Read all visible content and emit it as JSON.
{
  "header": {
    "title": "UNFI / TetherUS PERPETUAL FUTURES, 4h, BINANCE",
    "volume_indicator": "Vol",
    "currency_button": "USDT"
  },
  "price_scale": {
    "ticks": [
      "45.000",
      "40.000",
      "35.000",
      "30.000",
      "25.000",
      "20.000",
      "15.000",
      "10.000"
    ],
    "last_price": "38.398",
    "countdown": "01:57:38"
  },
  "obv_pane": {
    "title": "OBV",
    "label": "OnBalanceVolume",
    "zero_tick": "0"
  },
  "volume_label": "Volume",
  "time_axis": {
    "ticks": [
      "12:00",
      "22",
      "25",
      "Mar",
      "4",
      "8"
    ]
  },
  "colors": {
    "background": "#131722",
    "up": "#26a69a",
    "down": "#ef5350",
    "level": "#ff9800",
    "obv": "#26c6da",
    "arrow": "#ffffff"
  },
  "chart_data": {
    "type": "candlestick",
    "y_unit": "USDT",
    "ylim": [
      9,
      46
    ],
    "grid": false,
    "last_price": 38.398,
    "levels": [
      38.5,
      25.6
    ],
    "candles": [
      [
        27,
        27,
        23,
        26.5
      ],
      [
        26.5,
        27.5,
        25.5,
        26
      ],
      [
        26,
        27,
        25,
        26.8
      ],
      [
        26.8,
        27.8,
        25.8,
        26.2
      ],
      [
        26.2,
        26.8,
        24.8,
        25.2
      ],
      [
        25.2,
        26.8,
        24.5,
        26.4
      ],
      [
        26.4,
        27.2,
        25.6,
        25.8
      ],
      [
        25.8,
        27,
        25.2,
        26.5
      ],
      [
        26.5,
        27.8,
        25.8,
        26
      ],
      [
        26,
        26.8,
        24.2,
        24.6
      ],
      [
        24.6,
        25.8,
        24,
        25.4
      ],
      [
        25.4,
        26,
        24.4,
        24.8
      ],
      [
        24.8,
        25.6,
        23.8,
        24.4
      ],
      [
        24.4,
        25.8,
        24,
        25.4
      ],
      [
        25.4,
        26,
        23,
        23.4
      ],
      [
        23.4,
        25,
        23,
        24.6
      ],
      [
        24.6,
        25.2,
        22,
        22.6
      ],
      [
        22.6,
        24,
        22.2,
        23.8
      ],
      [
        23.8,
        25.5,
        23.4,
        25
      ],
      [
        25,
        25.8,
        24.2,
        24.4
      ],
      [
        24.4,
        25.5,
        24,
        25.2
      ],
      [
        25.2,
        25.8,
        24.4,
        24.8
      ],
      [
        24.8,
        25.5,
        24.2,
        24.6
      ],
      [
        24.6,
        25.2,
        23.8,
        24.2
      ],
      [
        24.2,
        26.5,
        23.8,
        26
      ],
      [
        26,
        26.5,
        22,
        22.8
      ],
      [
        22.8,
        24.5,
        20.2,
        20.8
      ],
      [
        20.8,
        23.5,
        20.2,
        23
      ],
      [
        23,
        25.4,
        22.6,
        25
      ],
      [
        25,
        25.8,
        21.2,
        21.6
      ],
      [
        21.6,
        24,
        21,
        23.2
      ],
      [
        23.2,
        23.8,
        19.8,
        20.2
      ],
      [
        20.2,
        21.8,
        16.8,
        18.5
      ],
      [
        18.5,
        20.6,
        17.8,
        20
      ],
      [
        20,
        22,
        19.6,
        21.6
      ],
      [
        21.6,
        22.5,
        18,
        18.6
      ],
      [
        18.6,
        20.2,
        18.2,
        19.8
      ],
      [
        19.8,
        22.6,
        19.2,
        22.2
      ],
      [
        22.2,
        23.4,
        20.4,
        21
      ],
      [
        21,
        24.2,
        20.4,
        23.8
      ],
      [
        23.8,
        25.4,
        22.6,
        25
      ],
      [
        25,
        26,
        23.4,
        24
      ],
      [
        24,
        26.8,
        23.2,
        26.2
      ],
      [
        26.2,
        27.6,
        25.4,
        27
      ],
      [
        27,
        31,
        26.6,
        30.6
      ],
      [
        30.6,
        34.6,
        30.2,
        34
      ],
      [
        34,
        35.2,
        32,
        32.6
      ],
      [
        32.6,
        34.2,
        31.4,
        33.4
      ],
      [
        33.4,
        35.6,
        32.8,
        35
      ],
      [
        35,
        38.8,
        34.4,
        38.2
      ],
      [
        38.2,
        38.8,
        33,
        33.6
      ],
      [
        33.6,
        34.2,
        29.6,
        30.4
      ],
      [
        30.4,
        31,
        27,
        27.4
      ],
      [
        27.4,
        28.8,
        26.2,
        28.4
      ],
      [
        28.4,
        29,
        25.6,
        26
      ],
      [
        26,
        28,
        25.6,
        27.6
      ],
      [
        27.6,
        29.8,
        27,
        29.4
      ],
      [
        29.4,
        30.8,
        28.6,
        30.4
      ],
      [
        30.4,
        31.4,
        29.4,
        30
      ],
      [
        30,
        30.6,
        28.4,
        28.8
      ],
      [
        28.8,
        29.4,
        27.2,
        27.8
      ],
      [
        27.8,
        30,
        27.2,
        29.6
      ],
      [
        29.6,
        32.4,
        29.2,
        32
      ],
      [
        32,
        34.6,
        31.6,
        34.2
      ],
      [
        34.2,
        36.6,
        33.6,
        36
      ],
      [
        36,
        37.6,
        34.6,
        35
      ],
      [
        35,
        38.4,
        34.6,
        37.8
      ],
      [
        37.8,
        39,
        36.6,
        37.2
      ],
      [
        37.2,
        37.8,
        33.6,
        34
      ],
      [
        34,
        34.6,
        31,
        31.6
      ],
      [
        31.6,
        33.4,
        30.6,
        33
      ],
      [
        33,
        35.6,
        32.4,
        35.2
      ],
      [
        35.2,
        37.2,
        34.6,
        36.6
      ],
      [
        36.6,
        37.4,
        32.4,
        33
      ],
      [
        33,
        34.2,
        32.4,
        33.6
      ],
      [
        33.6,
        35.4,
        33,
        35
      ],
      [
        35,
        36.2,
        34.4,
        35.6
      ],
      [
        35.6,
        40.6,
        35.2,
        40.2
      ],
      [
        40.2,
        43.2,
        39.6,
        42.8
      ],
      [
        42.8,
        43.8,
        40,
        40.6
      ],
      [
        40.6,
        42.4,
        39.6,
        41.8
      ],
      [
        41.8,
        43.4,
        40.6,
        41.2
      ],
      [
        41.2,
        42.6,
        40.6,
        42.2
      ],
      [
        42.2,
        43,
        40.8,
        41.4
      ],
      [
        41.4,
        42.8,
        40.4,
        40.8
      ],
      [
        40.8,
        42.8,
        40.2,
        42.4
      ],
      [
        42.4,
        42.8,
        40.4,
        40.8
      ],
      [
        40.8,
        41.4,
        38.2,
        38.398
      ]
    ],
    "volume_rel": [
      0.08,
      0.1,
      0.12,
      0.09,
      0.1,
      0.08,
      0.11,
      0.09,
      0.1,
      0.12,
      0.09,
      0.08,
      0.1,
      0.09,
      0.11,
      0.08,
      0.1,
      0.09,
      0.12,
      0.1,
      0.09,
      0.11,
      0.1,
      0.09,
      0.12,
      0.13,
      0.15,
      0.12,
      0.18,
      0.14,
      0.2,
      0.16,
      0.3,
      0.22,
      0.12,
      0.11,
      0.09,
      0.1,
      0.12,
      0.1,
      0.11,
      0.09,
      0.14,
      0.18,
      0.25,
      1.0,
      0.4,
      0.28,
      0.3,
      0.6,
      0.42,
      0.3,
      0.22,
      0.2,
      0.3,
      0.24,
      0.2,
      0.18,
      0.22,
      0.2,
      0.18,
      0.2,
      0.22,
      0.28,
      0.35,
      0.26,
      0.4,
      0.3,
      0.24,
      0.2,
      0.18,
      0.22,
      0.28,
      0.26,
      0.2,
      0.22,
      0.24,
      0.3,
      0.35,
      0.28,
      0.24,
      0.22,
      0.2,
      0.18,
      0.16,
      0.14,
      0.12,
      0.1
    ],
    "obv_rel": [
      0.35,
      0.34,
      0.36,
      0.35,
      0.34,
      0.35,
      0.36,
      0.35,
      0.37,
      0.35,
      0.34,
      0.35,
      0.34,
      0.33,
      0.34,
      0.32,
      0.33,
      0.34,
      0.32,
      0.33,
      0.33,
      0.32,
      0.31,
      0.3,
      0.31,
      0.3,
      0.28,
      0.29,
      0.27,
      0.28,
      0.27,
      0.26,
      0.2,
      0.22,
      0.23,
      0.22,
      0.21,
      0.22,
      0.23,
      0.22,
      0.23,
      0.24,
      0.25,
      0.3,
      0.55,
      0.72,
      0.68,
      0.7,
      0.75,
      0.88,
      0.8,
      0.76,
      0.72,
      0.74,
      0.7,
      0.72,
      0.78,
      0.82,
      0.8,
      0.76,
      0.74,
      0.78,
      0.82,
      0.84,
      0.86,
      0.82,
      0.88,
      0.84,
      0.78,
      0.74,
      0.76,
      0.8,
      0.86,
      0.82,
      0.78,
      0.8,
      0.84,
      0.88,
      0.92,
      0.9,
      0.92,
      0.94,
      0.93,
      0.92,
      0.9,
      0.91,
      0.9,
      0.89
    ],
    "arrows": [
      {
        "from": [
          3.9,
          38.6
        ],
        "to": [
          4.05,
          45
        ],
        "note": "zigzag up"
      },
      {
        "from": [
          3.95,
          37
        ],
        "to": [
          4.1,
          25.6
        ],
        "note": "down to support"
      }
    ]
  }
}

EXERCISE REQUIREMENTS ▸
Every line that holds the string "title" should be returned.

EXERCISE OUTPUT ▸
    "title": "UNFI / TetherUS PERPETUAL FUTURES, 4h, BINANCE",
    "title": "OBV",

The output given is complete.